### CHALLENGE
Comb through the entries for "НАЦИОНАЛЬНАЯ" and pull out each line that holds it.

━━━━━ DATA ENTRIES ━━━━━

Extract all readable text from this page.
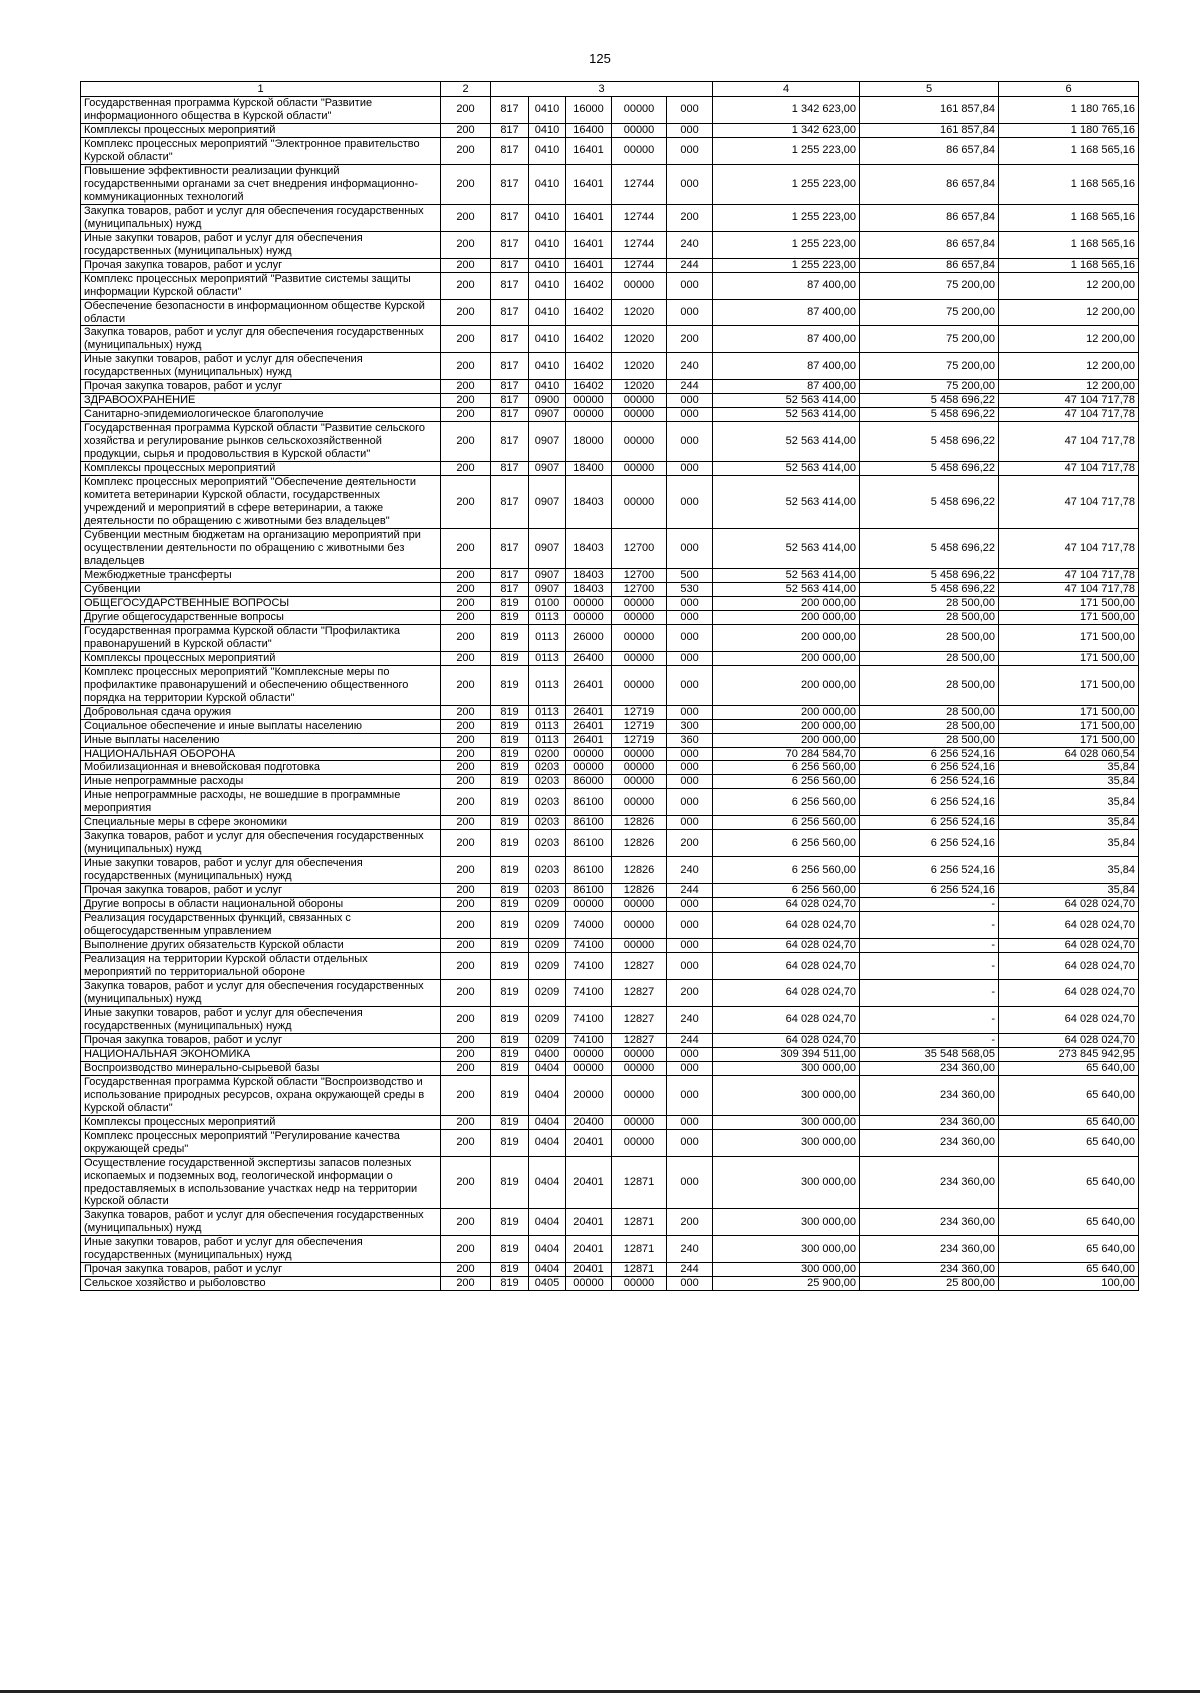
125
1	2	3					4	5	6
Государственная программа Курской области "Развитие информационного общества в Курской области"	200	817	0410	16000	00000	000	1 342 623,00	161 857,84	1 180 765,16
Комплексы процессных мероприятий	200	817	0410	16400	00000	000	1 342 623,00	161 857,84	1 180 765,16
Комплекс процессных мероприятий "Электронное правительство Курской области"	200	817	0410	16401	00000	000	1 255 223,00	86 657,84	1 168 565,16
Повышение эффективности реализации функций государственными органами за счет внедрения информационно-коммуникационных технологий	200	817	0410	16401	12744	000	1 255 223,00	86 657,84	1 168 565,16
Закупка товаров, работ и услуг для обеспечения государственных (муниципальных) нужд	200	817	0410	16401	12744	200	1 255 223,00	86 657,84	1 168 565,16
Иные закупки товаров, работ и услуг для обеспечения государственных (муниципальных) нужд	200	817	0410	16401	12744	240	1 255 223,00	86 657,84	1 168 565,16
Прочая закупка товаров, работ и услуг	200	817	0410	16401	12744	244	1 255 223,00	86 657,84	1 168 565,16
Комплекс процессных мероприятий "Развитие системы защиты информации Курской области"	200	817	0410	16402	00000	000	87 400,00	75 200,00	12 200,00
Обеспечение безопасности в информационном обществе Курской области	200	817	0410	16402	12020	000	87 400,00	75 200,00	12 200,00
Закупка товаров, работ и услуг для обеспечения государственных (муниципальных) нужд	200	817	0410	16402	12020	200	87 400,00	75 200,00	12 200,00
Иные закупки товаров, работ и услуг для обеспечения государственных (муниципальных) нужд	200	817	0410	16402	12020	240	87 400,00	75 200,00	12 200,00
Прочая закупка товаров, работ и услуг	200	817	0410	16402	12020	244	87 400,00	75 200,00	12 200,00
ЗДРАВООХРАНЕНИЕ	200	817	0900	00000	00000	000	52 563 414,00	5 458 696,22	47 104 717,78
Санитарно-эпидемиологическое благополучие	200	817	0907	00000	00000	000	52 563 414,00	5 458 696,22	47 104 717,78
Государственная программа Курской области "Развитие сельского хозяйства и регулирование рынков сельскохозяйственной продукции, сырья и продовольствия в Курской области"	200	817	0907	18000	00000	000	52 563 414,00	5 458 696,22	47 104 717,78
Комплексы процессных мероприятий	200	817	0907	18400	00000	000	52 563 414,00	5 458 696,22	47 104 717,78
Комплекс процессных мероприятий "Обеспечение деятельности комитета ветеринарии Курской области, государственных учреждений и мероприятий в сфере ветеринарии, а также деятельности по обращению с животными без владельцев"	200	817	0907	18403	00000	000	52 563 414,00	5 458 696,22	47 104 717,78
Субвенции местным бюджетам на организацию мероприятий при осуществлении деятельности по обращению с животными без владельцев	200	817	0907	18403	12700	000	52 563 414,00	5 458 696,22	47 104 717,78
Межбюджетные трансферты	200	817	0907	18403	12700	500	52 563 414,00	5 458 696,22	47 104 717,78
Субвенции	200	817	0907	18403	12700	530	52 563 414,00	5 458 696,22	47 104 717,78
ОБЩЕГОСУДАРСТВЕННЫЕ ВОПРОСЫ	200	819	0100	00000	00000	000	200 000,00	28 500,00	171 500,00
Другие общегосударственные вопросы	200	819	0113	00000	00000	000	200 000,00	28 500,00	171 500,00
Государственная программа Курской области "Профилактика правонарушений в Курской области"	200	819	0113	26000	00000	000	200 000,00	28 500,00	171 500,00
Комплексы процессных мероприятий	200	819	0113	26400	00000	000	200 000,00	28 500,00	171 500,00
Комплекс процессных мероприятий "Комплексные меры по профилактике правонарушений и обеспечению общественного порядка на территории Курской области"	200	819	0113	26401	00000	000	200 000,00	28 500,00	171 500,00
Добровольная сдача оружия	200	819	0113	26401	12719	000	200 000,00	28 500,00	171 500,00
Социальное обеспечение и иные выплаты населению	200	819	0113	26401	12719	300	200 000,00	28 500,00	171 500,00
Иные выплаты населению	200	819	0113	26401	12719	360	200 000,00	28 500,00	171 500,00
НАЦИОНАЛЬНАЯ ОБОРОНА	200	819	0200	00000	00000	000	70 284 584,70	6 256 524,16	64 028 060,54
Мобилизационная и вневойсковая подготовка	200	819	0203	00000	00000	000	6 256 560,00	6 256 524,16	35,84
Иные непрограммные расходы	200	819	0203	86000	00000	000	6 256 560,00	6 256 524,16	35,84
Иные непрограммные расходы, не вошедшие в программные мероприятия	200	819	0203	86100	00000	000	6 256 560,00	6 256 524,16	35,84
Специальные меры в сфере экономики	200	819	0203	86100	12826	000	6 256 560,00	6 256 524,16	35,84
Закупка товаров, работ и услуг для обеспечения государственных (муниципальных) нужд	200	819	0203	86100	12826	200	6 256 560,00	6 256 524,16	35,84
Иные закупки товаров, работ и услуг для обеспечения государственных (муниципальных) нужд	200	819	0203	86100	12826	240	6 256 560,00	6 256 524,16	35,84
Прочая закупка товаров, работ и услуг	200	819	0203	86100	12826	244	6 256 560,00	6 256 524,16	35,84
Другие вопросы в области национальной обороны	200	819	0209	00000	00000	000	64 028 024,70	-	64 028 024,70
Реализация государственных функций, связанных с общегосударственным управлением	200	819	0209	74000	00000	000	64 028 024,70	-	64 028 024,70
Выполнение других обязательств Курской области	200	819	0209	74100	00000	000	64 028 024,70	-	64 028 024,70
Реализация на территории Курской области отдельных мероприятий по территориальной обороне	200	819	0209	74100	12827	000	64 028 024,70	-	64 028 024,70
Закупка товаров, работ и услуг для обеспечения государственных (муниципальных) нужд	200	819	0209	74100	12827	200	64 028 024,70	-	64 028 024,70
Иные закупки товаров, работ и услуг для обеспечения государственных (муниципальных) нужд	200	819	0209	74100	12827	240	64 028 024,70	-	64 028 024,70
Прочая закупка товаров, работ и услуг	200	819	0209	74100	12827	244	64 028 024,70	-	64 028 024,70
НАЦИОНАЛЬНАЯ ЭКОНОМИКА	200	819	0400	00000	00000	000	309 394 511,00	35 548 568,05	273 845 942,95
Воспроизводство минерально-сырьевой базы	200	819	0404	00000	00000	000	300 000,00	234 360,00	65 640,00
Государственная программа Курской области "Воспроизводство и использование природных ресурсов, охрана окружающей среды в Курской области"	200	819	0404	20000	00000	000	300 000,00	234 360,00	65 640,00
Комплексы процессных мероприятий	200	819	0404	20400	00000	000	300 000,00	234 360,00	65 640,00
Комплекс процессных мероприятий "Регулирование качества окружающей среды"	200	819	0404	20401	00000	000	300 000,00	234 360,00	65 640,00
Осуществление государственной экспертизы запасов полезных ископаемых и подземных вод, геологической информации о предоставляемых в использование участках недр на территории Курской области	200	819	0404	20401	12871	000	300 000,00	234 360,00	65 640,00
Закупка товаров, работ и услуг для обеспечения государственных (муниципальных) нужд	200	819	0404	20401	12871	200	300 000,00	234 360,00	65 640,00
Иные закупки товаров, работ и услуг для обеспечения государственных (муниципальных) нужд	200	819	0404	20401	12871	240	300 000,00	234 360,00	65 640,00
Прочая закупка товаров, работ и услуг	200	819	0404	20401	12871	244	300 000,00	234 360,00	65 640,00
Сельское хозяйство и рыболовство	200	819	0405	00000	00000	000	25 900,00	25 800,00	100,00
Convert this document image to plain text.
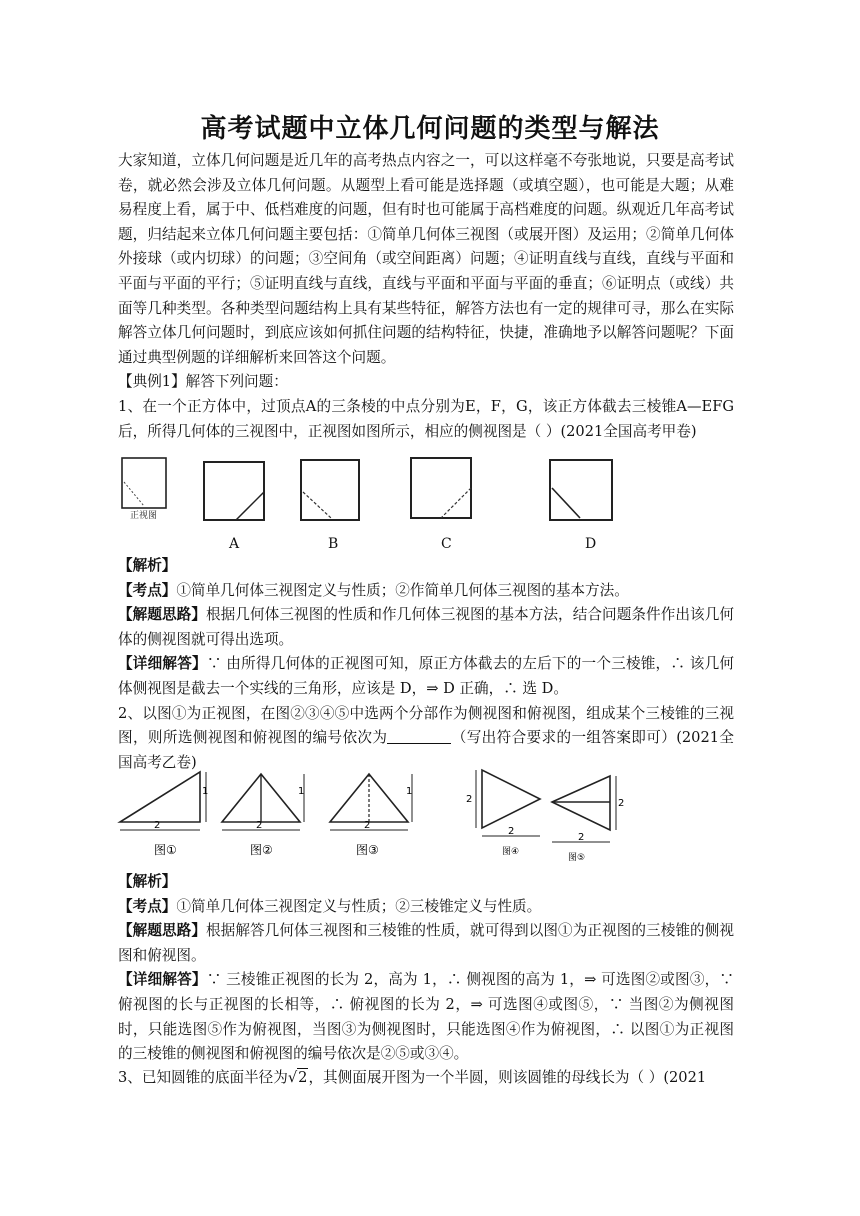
高考试题中立体几何问题的类型与解法

大家知道，立体几何问题是近几年的高考热点内容之一，可以这样毫不夸张地说，只要是高考试卷，就必然会涉及立体几何问题。从题型上看可能是选择题（或填空题），也可能是大题；从难易程度上看，属于中、低档难度的问题，但有时也可能属于高档难度的问题。纵观近几年高考试题，归结起来立体几何问题主要包括：①简单几何体三视图（或展开图）及运用；②简单几何体外接球（或内切球）的问题；③空间角（或空间距离）问题；④证明直线与直线，直线与平面和平面与平面的平行；⑤证明直线与直线，直线与平面和平面与平面的垂直；⑥证明点（或线）共面等几种类型。各种类型问题结构上具有某些特征，解答方法也有一定的规律可寻，那么在实际解答立体几何问题时，到底应该如何抓住问题的结构特征，快捷，准确地予以解答问题呢？下面通过典型例题的详细解析来回答这个问题。

【典例1】解答下列问题：

1、在一个正方体中，过顶点A的三条棱的中点分别为E，F，G，该正方体截去三棱锥A—EFG后，所得几何体的三视图中，正视图如图所示，相应的侧视图是（ ）(2021全国高考甲卷)

正视图
A	B	C	D

【解析】

【考点】①简单几何体三视图定义与性质；②作简单几何体三视图的基本方法。

【解题思路】根据几何体三视图的性质和作几何体三视图的基本方法，结合问题条件作出该几何体的侧视图就可得出选项。

【详细解答】∵ 由所得几何体的正视图可知，原正方体截去的左后下的一个三棱锥，∴ 该几何体侧视图是截去一个实线的三角形，应该是 D，⇒ D 正确，∴ 选 D。

2、以图①为正视图，在图②③④⑤中选两个分部作为侧视图和俯视图，组成某个三棱锥的三视图，则所选侧视图和俯视图的编号依次为	（写出符合要求的一组答案即可）(2021全国高考乙卷)

1
2
图①
1
2
图②
1
2
图③
2
2
图④
2
2
图⑤

【解析】

【考点】①简单几何体三视图定义与性质；②三棱锥定义与性质。

【解题思路】根据解答几何体三视图和三棱锥的性质，就可得到以图①为正视图的三棱锥的侧视图和俯视图。

【详细解答】∵ 三棱锥正视图的长为 2，高为 1，∴ 侧视图的高为 1，⇒ 可选图②或图③，∵ 俯视图的长与正视图的长相等，∴ 俯视图的长为 2，⇒ 可选图④或图⑤，∵ 当图②为侧视图时，只能选图⑤作为俯视图，当图③为侧视图时，只能选图④作为俯视图，∴ 以图①为正视图的三棱锥的侧视图和俯视图的编号依次是②⑤或③④。

3、已知圆锥的底面半径为√2，其侧面展开图为一个半圆，则该圆锥的母线长为（ ）(2021
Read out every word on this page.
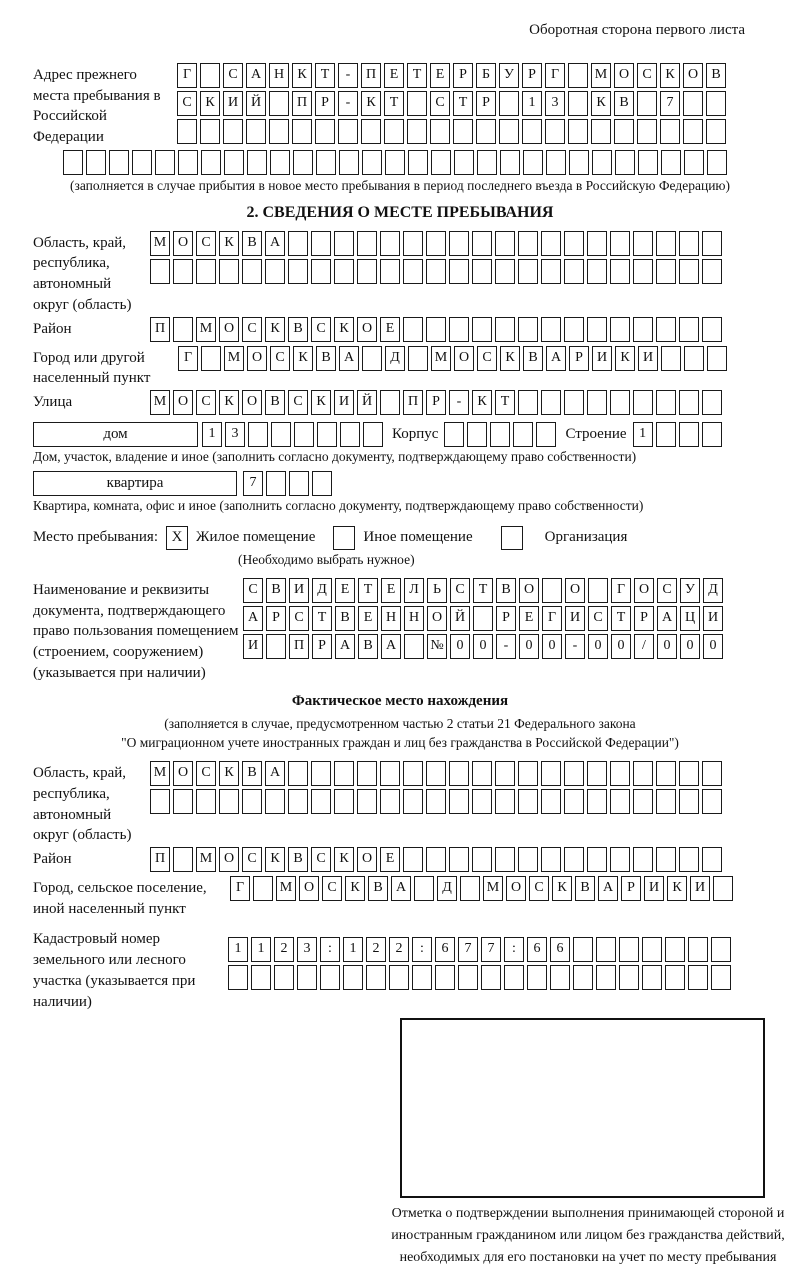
Оборотная сторона первого листа
Адрес прежнего места пребывания в Российской Федерации
Г	С А Н К Т - П Е Т Е Р Б У Р Г	М О С К О В
С К И Й	П Р - К Т	С Т Р	1 3	К В	7
(заполняется в случае прибытия в новое место пребывания в период последнего въезда в Российскую Федерацию)
2. СВЕДЕНИЯ О МЕСТЕ ПРЕБЫВАНИЯ
Область, край, республика, автономный округ (область)
М О С К В А
Район	П М О С К В С К О Е
Город или другой населенный пункт
Г	М О С К В А	Д М О С К В А Р И К И
Улица	М О С К О В С К И Й	П Р - К Т
дом	1 3	Корпус	Строение 1
Дом, участок, владение и иное (заполнить согласно документу, подтверждающему право собственности)
квартира	7
Квартира, комната, офис и иное (заполнить согласно документу, подтверждающему право собственности)
Место пребывания: X Жилое помещение	Иное помещение	Организация
(Необходимо выбрать нужное)
Наименование и реквизиты документа, подтверждающего право пользования помещением (строением, сооружением) (указывается при наличии)
С В И Д Е Т Е Л Ь С Т В О	О	Г О С У Д
А Р С Т В Е Н Н О Й	Р Е Г И С Т Р А Ц И
И	П Р А В А № 0 0 - 0 0 - 0 0 / 0 0 0
Фактическое место нахождения
(заполняется в случае, предусмотренном частью 2 статьи 21 Федерального закона
"О миграционном учете иностранных граждан и лиц без гражданства в Российской Федерации")
Область, край, республика, автономный округ (область)
М О С К В А
Район	П М О С К В С К О Е
Город, сельское поселение, иной населенный пункт
Г	М О С К В А	Д М О С К В А Р И К И
Кадастровый номер земельного или лесного участка (указывается при наличии)
1 1 2 3 : 1 2 2 : 6 7 7 : 6 6
Отметка о подтверждении выполнения принимающей стороной и иностранным гражданином или лицом без гражданства действий, необходимых для его постановки на учет по месту пребывания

━━━━━

### RESULT OF THIS TASK
НАЦИОНАЛЬНАЯ ОБОРОНА	200	819	0200	00000	00000	000	70 284 584,70	6 256 524,16	64 028 060,54
НАЦИОНАЛЬНАЯ ЭКОНОМИКА	200	819	0400	00000	00000	000	309 394 511,00	35 548 568,05	273 845 942,95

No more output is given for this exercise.